• Exercise details
Identify the lines in the data below that contain "total" and give only how many there are.

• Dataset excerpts
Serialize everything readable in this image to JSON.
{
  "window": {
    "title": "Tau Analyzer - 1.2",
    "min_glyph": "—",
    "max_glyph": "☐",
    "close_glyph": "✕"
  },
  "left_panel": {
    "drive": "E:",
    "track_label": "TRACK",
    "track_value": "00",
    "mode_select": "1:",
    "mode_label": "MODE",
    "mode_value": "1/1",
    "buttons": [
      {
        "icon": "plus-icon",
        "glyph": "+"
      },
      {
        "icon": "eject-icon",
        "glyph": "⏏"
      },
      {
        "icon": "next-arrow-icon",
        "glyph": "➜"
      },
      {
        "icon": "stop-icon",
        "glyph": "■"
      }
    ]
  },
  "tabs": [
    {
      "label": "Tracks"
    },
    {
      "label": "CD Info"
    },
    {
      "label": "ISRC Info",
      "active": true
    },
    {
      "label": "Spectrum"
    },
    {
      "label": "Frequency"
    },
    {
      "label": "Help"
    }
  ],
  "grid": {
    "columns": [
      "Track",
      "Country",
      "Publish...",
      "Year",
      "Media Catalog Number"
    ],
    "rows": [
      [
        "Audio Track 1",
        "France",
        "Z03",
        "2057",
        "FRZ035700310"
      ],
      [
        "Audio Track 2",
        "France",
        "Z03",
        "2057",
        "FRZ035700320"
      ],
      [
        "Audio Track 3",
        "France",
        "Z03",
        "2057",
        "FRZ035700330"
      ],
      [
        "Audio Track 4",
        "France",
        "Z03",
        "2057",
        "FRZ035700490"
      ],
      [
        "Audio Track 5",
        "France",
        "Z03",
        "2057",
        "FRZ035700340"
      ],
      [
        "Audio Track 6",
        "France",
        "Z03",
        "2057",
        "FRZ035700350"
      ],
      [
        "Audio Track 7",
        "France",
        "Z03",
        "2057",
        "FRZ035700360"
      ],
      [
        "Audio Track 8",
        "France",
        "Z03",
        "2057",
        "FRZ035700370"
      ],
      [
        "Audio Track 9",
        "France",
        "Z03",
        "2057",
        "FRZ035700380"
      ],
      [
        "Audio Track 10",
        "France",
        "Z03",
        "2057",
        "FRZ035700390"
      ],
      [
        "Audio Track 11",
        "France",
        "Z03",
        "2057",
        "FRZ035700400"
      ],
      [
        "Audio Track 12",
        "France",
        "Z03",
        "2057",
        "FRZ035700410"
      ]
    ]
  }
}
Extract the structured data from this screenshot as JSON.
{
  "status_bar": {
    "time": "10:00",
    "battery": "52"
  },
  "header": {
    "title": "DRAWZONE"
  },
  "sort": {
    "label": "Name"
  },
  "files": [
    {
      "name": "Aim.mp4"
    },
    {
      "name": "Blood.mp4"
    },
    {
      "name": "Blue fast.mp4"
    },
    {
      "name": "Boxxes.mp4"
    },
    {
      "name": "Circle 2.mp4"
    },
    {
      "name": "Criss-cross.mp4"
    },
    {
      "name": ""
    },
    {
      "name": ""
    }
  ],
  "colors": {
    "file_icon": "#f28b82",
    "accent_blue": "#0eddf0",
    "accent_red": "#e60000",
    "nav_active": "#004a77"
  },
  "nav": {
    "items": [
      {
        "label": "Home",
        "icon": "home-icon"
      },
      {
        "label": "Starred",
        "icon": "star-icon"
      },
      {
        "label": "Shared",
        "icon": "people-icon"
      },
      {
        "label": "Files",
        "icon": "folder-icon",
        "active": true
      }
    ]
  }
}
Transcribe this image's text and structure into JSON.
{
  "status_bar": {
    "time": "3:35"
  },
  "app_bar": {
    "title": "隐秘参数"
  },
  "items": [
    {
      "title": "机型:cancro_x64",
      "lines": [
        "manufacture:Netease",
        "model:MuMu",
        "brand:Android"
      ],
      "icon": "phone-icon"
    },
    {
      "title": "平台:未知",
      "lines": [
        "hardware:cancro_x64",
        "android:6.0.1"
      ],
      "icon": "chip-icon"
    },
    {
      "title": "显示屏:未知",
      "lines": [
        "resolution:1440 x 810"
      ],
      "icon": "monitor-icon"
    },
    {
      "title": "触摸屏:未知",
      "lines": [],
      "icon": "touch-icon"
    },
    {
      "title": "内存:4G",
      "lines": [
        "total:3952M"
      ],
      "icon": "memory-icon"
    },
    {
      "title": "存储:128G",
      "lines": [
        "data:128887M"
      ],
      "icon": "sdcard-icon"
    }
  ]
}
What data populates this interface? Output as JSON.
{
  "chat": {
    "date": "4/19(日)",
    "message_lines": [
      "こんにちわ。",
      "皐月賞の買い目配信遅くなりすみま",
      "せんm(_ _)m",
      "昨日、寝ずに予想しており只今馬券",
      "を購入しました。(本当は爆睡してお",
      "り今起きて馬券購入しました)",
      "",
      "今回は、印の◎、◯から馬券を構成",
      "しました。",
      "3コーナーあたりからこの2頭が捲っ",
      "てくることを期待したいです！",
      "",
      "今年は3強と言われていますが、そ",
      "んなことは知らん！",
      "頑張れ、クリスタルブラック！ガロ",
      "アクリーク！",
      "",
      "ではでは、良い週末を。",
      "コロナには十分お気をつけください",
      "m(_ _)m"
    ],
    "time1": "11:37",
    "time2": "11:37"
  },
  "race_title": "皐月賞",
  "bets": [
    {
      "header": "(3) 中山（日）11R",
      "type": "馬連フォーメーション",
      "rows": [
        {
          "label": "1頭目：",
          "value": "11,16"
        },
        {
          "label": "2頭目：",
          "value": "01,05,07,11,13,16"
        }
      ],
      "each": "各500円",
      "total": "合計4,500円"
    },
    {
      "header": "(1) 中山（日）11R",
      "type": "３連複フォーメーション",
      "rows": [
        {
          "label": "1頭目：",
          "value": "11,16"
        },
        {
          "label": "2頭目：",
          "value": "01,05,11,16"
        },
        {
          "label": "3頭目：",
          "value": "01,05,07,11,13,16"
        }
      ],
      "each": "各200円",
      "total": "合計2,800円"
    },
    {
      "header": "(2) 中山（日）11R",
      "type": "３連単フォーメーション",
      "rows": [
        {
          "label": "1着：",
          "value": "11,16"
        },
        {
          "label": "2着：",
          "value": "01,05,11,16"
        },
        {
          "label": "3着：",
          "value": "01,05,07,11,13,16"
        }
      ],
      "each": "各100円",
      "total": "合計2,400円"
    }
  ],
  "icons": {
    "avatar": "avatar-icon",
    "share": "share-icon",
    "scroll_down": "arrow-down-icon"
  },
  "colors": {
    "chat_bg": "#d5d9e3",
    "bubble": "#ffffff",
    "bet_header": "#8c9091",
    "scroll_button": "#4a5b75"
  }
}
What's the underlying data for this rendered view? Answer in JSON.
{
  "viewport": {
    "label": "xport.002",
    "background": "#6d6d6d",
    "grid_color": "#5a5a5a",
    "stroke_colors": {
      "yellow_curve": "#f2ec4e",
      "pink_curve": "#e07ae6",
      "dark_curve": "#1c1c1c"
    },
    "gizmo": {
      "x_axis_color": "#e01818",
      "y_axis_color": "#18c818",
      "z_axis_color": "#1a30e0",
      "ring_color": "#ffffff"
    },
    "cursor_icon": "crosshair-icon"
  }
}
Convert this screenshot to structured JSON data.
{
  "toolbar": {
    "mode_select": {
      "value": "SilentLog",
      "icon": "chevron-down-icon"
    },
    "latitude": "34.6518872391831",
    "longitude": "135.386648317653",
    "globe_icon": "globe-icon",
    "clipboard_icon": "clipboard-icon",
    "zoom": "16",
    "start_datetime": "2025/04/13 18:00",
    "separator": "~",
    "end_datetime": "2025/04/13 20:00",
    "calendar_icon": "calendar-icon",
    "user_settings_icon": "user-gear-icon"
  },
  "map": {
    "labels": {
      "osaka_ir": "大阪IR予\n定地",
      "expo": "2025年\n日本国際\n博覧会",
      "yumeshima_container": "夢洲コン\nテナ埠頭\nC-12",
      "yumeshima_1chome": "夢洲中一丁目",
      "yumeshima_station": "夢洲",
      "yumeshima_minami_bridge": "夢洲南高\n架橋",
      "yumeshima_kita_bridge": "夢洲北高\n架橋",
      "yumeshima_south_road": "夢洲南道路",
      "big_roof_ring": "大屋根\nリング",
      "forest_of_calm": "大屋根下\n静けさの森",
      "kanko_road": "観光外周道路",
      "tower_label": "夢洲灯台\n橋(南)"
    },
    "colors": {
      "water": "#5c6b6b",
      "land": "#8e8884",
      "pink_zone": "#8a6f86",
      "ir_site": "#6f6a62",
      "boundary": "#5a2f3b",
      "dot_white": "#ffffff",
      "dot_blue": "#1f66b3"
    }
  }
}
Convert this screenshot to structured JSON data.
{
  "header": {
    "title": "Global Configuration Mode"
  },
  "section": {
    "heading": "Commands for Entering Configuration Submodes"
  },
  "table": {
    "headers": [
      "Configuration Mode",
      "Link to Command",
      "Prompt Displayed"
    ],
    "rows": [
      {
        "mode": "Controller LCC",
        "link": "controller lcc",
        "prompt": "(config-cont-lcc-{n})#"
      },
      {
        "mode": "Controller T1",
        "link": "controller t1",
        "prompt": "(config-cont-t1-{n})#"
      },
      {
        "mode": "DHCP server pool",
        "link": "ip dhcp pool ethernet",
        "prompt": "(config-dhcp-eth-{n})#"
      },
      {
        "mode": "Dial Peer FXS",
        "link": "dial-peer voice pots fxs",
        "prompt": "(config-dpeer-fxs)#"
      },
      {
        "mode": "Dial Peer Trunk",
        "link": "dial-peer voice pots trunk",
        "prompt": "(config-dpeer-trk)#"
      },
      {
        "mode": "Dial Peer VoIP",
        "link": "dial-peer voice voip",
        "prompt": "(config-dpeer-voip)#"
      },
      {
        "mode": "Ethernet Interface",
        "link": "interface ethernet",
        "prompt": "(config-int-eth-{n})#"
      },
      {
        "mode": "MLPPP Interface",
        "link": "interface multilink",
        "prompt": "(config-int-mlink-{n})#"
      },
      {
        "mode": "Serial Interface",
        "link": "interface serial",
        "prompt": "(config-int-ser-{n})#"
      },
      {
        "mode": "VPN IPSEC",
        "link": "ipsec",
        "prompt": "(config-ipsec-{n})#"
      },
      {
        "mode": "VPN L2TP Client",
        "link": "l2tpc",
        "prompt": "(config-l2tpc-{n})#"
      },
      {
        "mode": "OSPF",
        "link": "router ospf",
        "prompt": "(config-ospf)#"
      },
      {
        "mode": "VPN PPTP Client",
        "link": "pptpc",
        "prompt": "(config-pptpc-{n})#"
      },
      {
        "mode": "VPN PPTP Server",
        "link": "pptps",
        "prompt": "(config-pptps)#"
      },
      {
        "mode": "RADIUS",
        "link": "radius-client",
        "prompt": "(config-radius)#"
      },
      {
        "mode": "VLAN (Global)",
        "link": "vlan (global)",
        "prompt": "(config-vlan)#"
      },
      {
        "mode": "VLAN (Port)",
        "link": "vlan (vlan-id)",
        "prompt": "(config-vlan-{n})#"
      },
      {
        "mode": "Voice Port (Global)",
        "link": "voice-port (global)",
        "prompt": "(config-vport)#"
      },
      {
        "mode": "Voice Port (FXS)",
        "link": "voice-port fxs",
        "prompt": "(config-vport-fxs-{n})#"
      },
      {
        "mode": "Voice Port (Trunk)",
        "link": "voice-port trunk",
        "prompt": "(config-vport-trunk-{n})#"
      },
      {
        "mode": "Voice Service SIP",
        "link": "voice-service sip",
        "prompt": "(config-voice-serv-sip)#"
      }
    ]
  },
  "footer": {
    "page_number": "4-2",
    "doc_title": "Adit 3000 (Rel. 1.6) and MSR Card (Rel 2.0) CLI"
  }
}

• Written solution
4